All of the material below is to be restated word for word, apart from the pictures.

● ● ● ●

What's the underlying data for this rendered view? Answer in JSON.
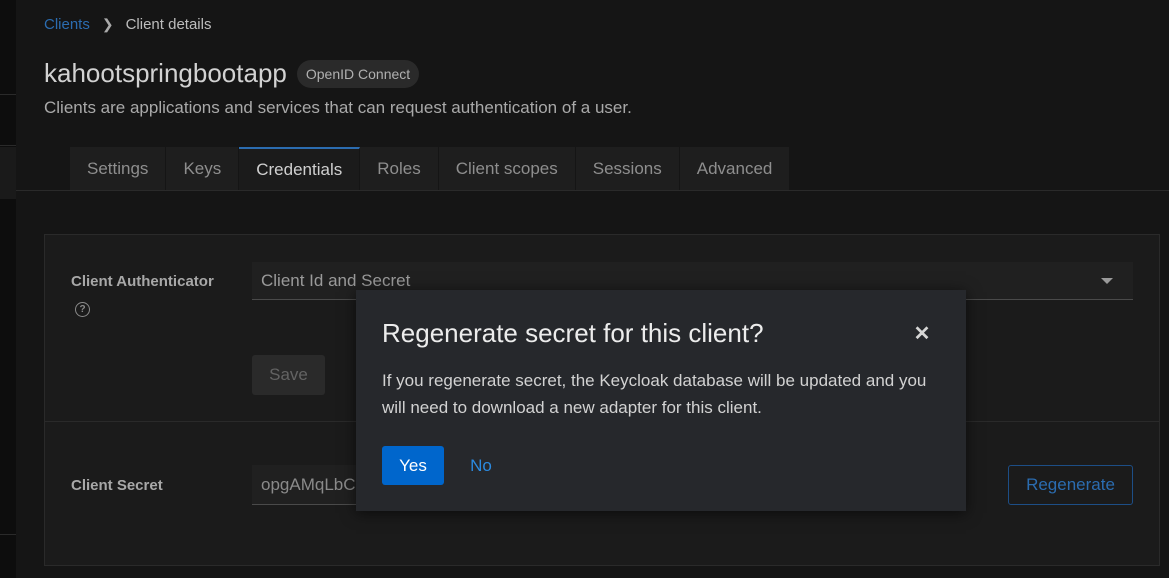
{
  "breadcrumb": {
    "parent": "Clients",
    "current": "Client details"
  },
  "header": {
    "title": "kahootspringbootapp",
    "badge": "OpenID Connect",
    "subtitle": "Clients are applications and services that can request authentication of a user."
  },
  "tabs": [
    {
      "label": "Settings"
    },
    {
      "label": "Keys"
    },
    {
      "label": "Credentials"
    },
    {
      "label": "Roles"
    },
    {
      "label": "Client scopes"
    },
    {
      "label": "Sessions"
    },
    {
      "label": "Advanced"
    }
  ],
  "active_tab": "Credentials",
  "form": {
    "authenticator_label": "Client Authenticator",
    "authenticator_value": "Client Id and Secret",
    "save_label": "Save",
    "secret_label": "Client Secret",
    "secret_value": "opgAMqLbC",
    "regenerate_label": "Regenerate"
  },
  "modal": {
    "title": "Regenerate secret for this client?",
    "body": "If you regenerate secret, the Keycloak database will be updated and you will need to download a new adapter for this client.",
    "yes_label": "Yes",
    "no_label": "No"
  },
  "colors": {
    "accent": "#0066cc",
    "link": "#2b6cb0",
    "background": "#151515",
    "modal_bg": "#26282c"
  }
}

● ● ● ●

_COMPLETE OUTPUT_
What's the underlying data for this rendered view? Answer in JSON.
{
  "breadcrumb": {
    "parent": "Clients",
    "current": "Client details"
  },
  "header": {
    "title": "kahootspringbootapp",
    "badge": "OpenID Connect",
    "subtitle": "Clients are applications and services that can request authentication of a user."
  },
  "tabs": [
    {
      "label": "Settings"
    },
    {
      "label": "Keys"
    },
    {
      "label": "Credentials"
    },
    {
      "label": "Roles"
    },
    {
      "label": "Client scopes"
    },
    {
      "label": "Sessions"
    },
    {
      "label": "Advanced"
    }
  ],
  "active_tab": "Credentials",
  "form": {
    "authenticator_label": "Client Authenticator",
    "authenticator_value": "Client Id and Secret",
    "save_label": "Save",
    "secret_label": "Client Secret",
    "secret_value": "opgAMqLbC",
    "regenerate_label": "Regenerate"
  },
  "modal": {
    "title": "Regenerate secret for this client?",
    "body": "If you regenerate secret, the Keycloak database will be updated and you will need to download a new adapter for this client.",
    "yes_label": "Yes",
    "no_label": "No"
  },
  "colors": {
    "accent": "#0066cc",
    "link": "#2b6cb0",
    "background": "#151515",
    "modal_bg": "#26282c"
  }
}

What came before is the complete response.